** Start of RECORDS SUPPLIED **

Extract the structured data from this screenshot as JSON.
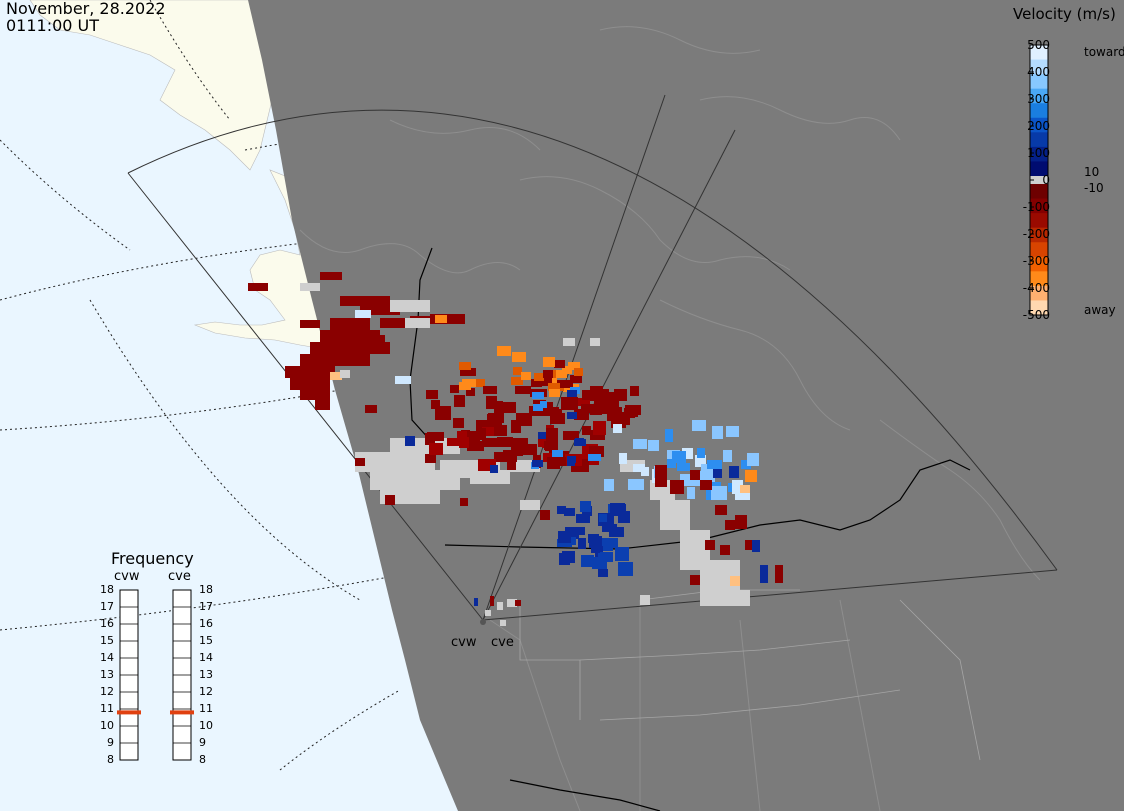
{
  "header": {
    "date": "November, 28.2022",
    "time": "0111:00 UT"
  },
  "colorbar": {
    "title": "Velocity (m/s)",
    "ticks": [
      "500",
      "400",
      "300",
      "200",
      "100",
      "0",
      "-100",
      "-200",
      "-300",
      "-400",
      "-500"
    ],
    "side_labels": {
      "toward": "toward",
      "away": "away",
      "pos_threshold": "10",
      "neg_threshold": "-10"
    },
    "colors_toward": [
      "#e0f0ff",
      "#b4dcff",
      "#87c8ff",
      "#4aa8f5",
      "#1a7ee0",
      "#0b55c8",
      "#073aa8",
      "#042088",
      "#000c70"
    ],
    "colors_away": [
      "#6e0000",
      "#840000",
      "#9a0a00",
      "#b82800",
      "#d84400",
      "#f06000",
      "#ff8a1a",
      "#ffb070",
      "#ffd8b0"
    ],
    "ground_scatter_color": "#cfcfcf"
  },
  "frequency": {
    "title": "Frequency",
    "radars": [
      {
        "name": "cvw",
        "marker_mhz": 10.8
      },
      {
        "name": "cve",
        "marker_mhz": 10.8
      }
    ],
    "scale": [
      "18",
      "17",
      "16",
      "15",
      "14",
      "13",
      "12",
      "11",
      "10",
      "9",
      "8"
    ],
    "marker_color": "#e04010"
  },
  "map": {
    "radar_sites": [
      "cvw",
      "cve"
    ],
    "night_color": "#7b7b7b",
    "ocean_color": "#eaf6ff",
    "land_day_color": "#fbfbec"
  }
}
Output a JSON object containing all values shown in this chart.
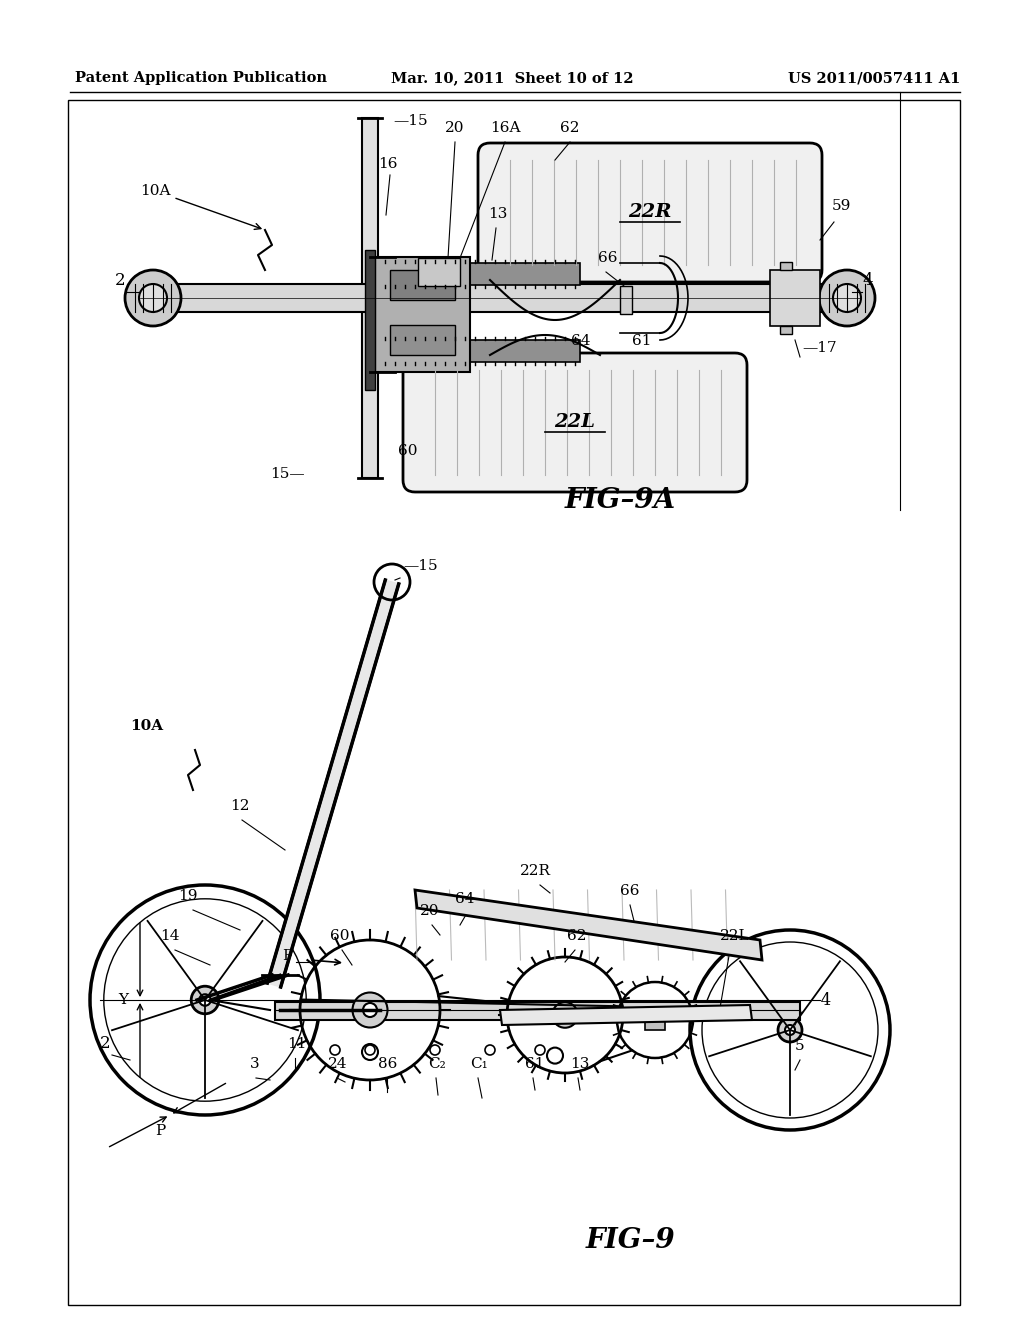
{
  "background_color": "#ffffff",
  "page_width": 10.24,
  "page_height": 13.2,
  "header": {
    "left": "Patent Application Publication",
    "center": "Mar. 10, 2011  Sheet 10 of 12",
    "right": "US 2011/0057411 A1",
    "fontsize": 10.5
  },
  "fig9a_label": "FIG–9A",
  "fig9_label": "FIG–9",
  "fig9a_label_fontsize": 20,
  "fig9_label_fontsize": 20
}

** End of RECORDS SUPPLIED **

## PROBLEM TO SOLVE
Copy each line of the records containing the string "JSON".

## EXERCISE OUTPUT
Extract the structured data from this screenshot as JSON.
Output a JSON object containing all values shown in this chart.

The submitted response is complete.